BEGIN

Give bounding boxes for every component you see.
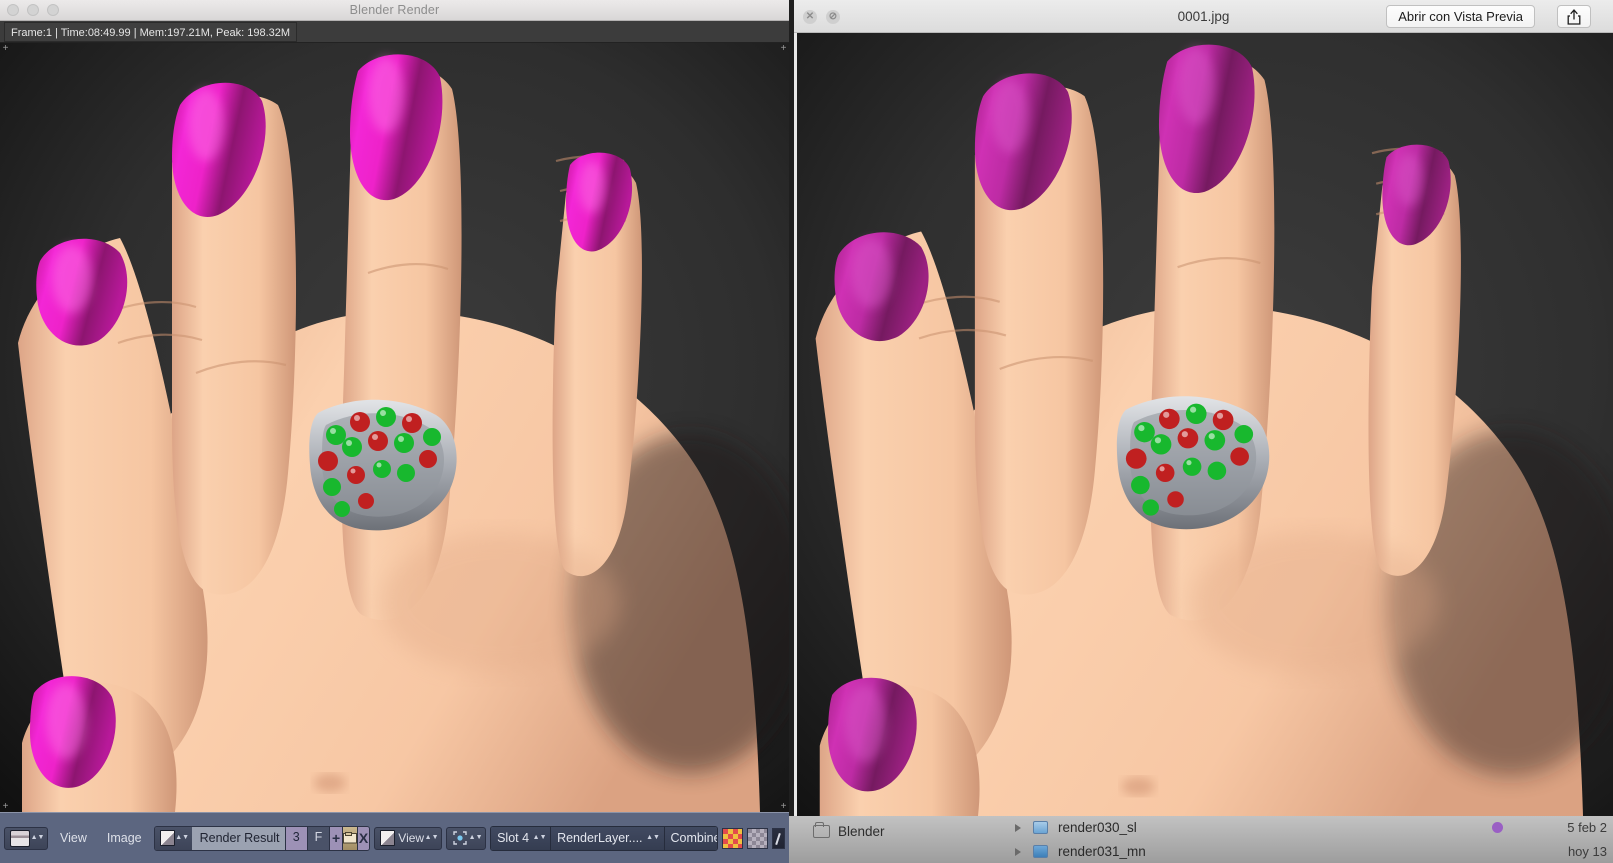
grease-pencil-icon[interactable] — [772, 827, 785, 849]
render-status-text: Frame:1 | Time:08:49.99 | Mem:197.21M, P… — [4, 22, 298, 42]
disclosure-triangle-icon[interactable] — [1015, 847, 1021, 856]
canvas-corner-tl[interactable]: + — [1, 44, 10, 54]
chevron-updown-icon: ▲▼ — [424, 834, 439, 841]
table-row[interactable]: render030_sl 5 feb 2 — [789, 816, 1613, 839]
view-mode-label: View — [398, 831, 425, 845]
preview-image-canvas[interactable] — [794, 33, 1613, 816]
render-slot-group: Slot 4 ▲▼ RenderLayer.... ▲▼ Combined ▲▼ — [490, 825, 718, 851]
file-name: render030_sl — [1058, 820, 1137, 835]
menu-view[interactable]: View — [52, 827, 95, 850]
render-pass-label: Combined — [670, 831, 717, 845]
disclosure-triangle-icon[interactable] — [1015, 823, 1021, 832]
share-icon — [1567, 8, 1581, 25]
open-folder-icon — [342, 832, 357, 844]
blender-window-title: Blender Render — [349, 3, 440, 17]
preview-titlebar[interactable]: ✕ ⊘ 0001.jpg Abrir con Vista Previa — [794, 0, 1613, 33]
render-canvas[interactable]: + + + + — [0, 43, 789, 812]
image-datablock-icon — [159, 830, 175, 846]
canvas-corner-tr[interactable]: + — [779, 44, 788, 54]
folder-blue-icon — [1033, 845, 1048, 858]
tag-dot[interactable] — [1492, 822, 1503, 833]
color-channel-icon[interactable] — [722, 827, 743, 849]
quicklook-preview-window: ✕ ⊘ 0001.jpg Abrir con Vista Previa — [789, 0, 1613, 863]
blender-render-window: Blender Render Frame:1 | Time:08:49.99 |… — [0, 0, 789, 863]
chevron-updown-icon: ▲▼ — [30, 834, 45, 841]
table-row[interactable]: render031_mn hoy 13 — [789, 840, 1613, 863]
file-date: hoy 13 — [1567, 844, 1607, 859]
open-with-preview-button[interactable]: Abrir con Vista Previa — [1386, 5, 1535, 28]
chevron-updown-icon: ▲▼ — [468, 834, 483, 841]
chevron-updown-icon: ▲▼ — [646, 834, 660, 841]
image-view-icon — [380, 830, 396, 846]
canvas-corner-br[interactable]: + — [779, 802, 788, 812]
render-slot-label: Slot 4 — [497, 831, 530, 845]
canvas-corner-bl[interactable]: + — [1, 802, 10, 812]
render-layer-label: RenderLayer.... — [557, 831, 643, 845]
editor-type-selector[interactable]: ▲▼ — [4, 826, 48, 850]
view-mode-selector[interactable]: View ▲▼ — [374, 826, 443, 850]
alpha-checker-icon[interactable] — [747, 827, 768, 849]
render-layer-selector[interactable]: RenderLayer.... ▲▼ — [550, 826, 664, 850]
render-artwork-left — [0, 43, 789, 812]
chevron-updown-icon: ▲▼ — [175, 834, 190, 841]
pivot-selector[interactable]: ▲▼ — [446, 826, 487, 850]
render-pass-selector[interactable]: Combined ▲▼ — [663, 826, 718, 850]
datablock-group: ▲▼ Render Result 3 F + X — [153, 825, 371, 851]
pivot-center-icon — [453, 831, 467, 845]
datablock-browse-button[interactable]: ▲▼ — [154, 826, 192, 850]
users-count-badge[interactable]: 3 — [284, 826, 307, 850]
blender-image-editor-toolbar: ▲▼ View Image ▲▼ Render Result 3 F + X V… — [0, 812, 789, 863]
new-image-button[interactable]: + — [329, 826, 342, 850]
menu-image[interactable]: Image — [99, 827, 150, 850]
unlink-image-button[interactable]: X — [356, 826, 370, 850]
blender-titlebar[interactable]: Blender Render — [0, 0, 789, 21]
fake-user-toggle[interactable]: F — [306, 826, 330, 850]
hand-preview-svg — [797, 33, 1613, 816]
screen: Blender Render Frame:1 | Time:08:49.99 |… — [0, 0, 1613, 863]
image-editor-icon — [10, 829, 30, 847]
chevron-updown-icon: ▲▼ — [532, 834, 547, 841]
render-slot-selector[interactable]: Slot 4 ▲▼ — [491, 826, 551, 850]
open-image-button[interactable] — [341, 826, 357, 850]
file-date: 5 feb 2 — [1567, 820, 1607, 835]
render-artwork-right — [797, 33, 1613, 816]
folder-blue-icon — [1033, 821, 1048, 834]
hand-render-svg — [0, 43, 789, 812]
datablock-name-field[interactable]: Render Result — [191, 826, 285, 850]
file-name: render031_mn — [1058, 844, 1146, 859]
finder-window-strip: Blender render030_sl 5 feb 2 render031_m… — [789, 816, 1613, 863]
share-button[interactable] — [1557, 5, 1591, 28]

END

- TASK INSTRUCTIONS:
Output the entire listing above verbatim, line for line, omitting the picture.

- REPLY:
Give bounding boxes for every component you see.
grease-pencil-icon[interactable] — [772, 827, 785, 849]
render-status-text: Frame:1 | Time:08:49.99 | Mem:197.21M, P… — [4, 22, 298, 42]
disclosure-triangle-icon[interactable] — [1015, 847, 1021, 856]
canvas-corner-tl[interactable]: + — [1, 44, 10, 54]
chevron-updown-icon: ▲▼ — [424, 834, 439, 841]
table-row[interactable]: render030_sl 5 feb 2 — [789, 816, 1613, 839]
view-mode-label: View — [398, 831, 425, 845]
preview-image-canvas[interactable] — [794, 33, 1613, 816]
render-slot-group: Slot 4 ▲▼ RenderLayer.... ▲▼ Combined ▲▼ — [490, 825, 718, 851]
file-name: render030_sl — [1058, 820, 1137, 835]
menu-view[interactable]: View — [52, 827, 95, 850]
render-pass-label: Combined — [670, 831, 717, 845]
disclosure-triangle-icon[interactable] — [1015, 823, 1021, 832]
share-icon — [1567, 8, 1581, 25]
open-folder-icon — [342, 832, 357, 844]
blender-window-title: Blender Render — [349, 3, 440, 17]
preview-titlebar[interactable]: ✕ ⊘ 0001.jpg Abrir con Vista Previa — [794, 0, 1613, 33]
render-canvas[interactable]: + + + + — [0, 43, 789, 812]
image-datablock-icon — [159, 830, 175, 846]
canvas-corner-tr[interactable]: + — [779, 44, 788, 54]
folder-blue-icon — [1033, 845, 1048, 858]
tag-dot[interactable] — [1492, 822, 1503, 833]
color-channel-icon[interactable] — [722, 827, 743, 849]
quicklook-preview-window: ✕ ⊘ 0001.jpg Abrir con Vista Previa — [789, 0, 1613, 863]
blender-render-window: Blender Render Frame:1 | Time:08:49.99 |… — [0, 0, 789, 863]
chevron-updown-icon: ▲▼ — [30, 834, 45, 841]
table-row[interactable]: render031_mn hoy 13 — [789, 840, 1613, 863]
file-date: hoy 13 — [1567, 844, 1607, 859]
open-with-preview-button[interactable]: Abrir con Vista Previa — [1386, 5, 1535, 28]
chevron-updown-icon: ▲▼ — [468, 834, 483, 841]
chevron-updown-icon: ▲▼ — [646, 834, 660, 841]
image-view-icon — [380, 830, 396, 846]
canvas-corner-br[interactable]: + — [779, 802, 788, 812]
render-slot-label: Slot 4 — [497, 831, 530, 845]
canvas-corner-bl[interactable]: + — [1, 802, 10, 812]
render-layer-label: RenderLayer.... — [557, 831, 643, 845]
editor-type-selector[interactable]: ▲▼ — [4, 826, 48, 850]
view-mode-selector[interactable]: View ▲▼ — [374, 826, 443, 850]
alpha-checker-icon[interactable] — [747, 827, 768, 849]
render-layer-selector[interactable]: RenderLayer.... ▲▼ — [550, 826, 664, 850]
render-artwork-left — [0, 43, 789, 812]
chevron-updown-icon: ▲▼ — [175, 834, 190, 841]
pivot-selector[interactable]: ▲▼ — [446, 826, 487, 850]
render-pass-selector[interactable]: Combined ▲▼ — [663, 826, 718, 850]
datablock-group: ▲▼ Render Result 3 F + X — [153, 825, 371, 851]
pivot-center-icon — [453, 831, 467, 845]
datablock-browse-button[interactable]: ▲▼ — [154, 826, 192, 850]
users-count-badge[interactable]: 3 — [284, 826, 307, 850]
blender-image-editor-toolbar: ▲▼ View Image ▲▼ Render Result 3 F + X V… — [0, 812, 789, 863]
new-image-button[interactable]: + — [329, 826, 342, 850]
menu-image[interactable]: Image — [99, 827, 150, 850]
unlink-image-button[interactable]: X — [356, 826, 370, 850]
blender-titlebar[interactable]: Blender Render — [0, 0, 789, 21]
fake-user-toggle[interactable]: F — [306, 826, 330, 850]
hand-preview-svg — [797, 33, 1613, 816]
screen: Blender Render Frame:1 | Time:08:49.99 |… — [0, 0, 1613, 863]
image-editor-icon — [10, 829, 30, 847]
chevron-updown-icon: ▲▼ — [532, 834, 547, 841]
render-slot-selector[interactable]: Slot 4 ▲▼ — [491, 826, 551, 850]
open-image-button[interactable] — [341, 826, 357, 850]
file-date: 5 feb 2 — [1567, 820, 1607, 835]
render-artwork-right — [797, 33, 1613, 816]
folder-blue-icon — [1033, 821, 1048, 834]
hand-render-svg — [0, 43, 789, 812]
datablock-name-field[interactable]: Render Result — [191, 826, 285, 850]
file-name: render031_mn — [1058, 844, 1146, 859]
finder-window-strip: Blender render030_sl 5 feb 2 render031_m… — [789, 816, 1613, 863]
share-button[interactable] — [1557, 5, 1591, 28]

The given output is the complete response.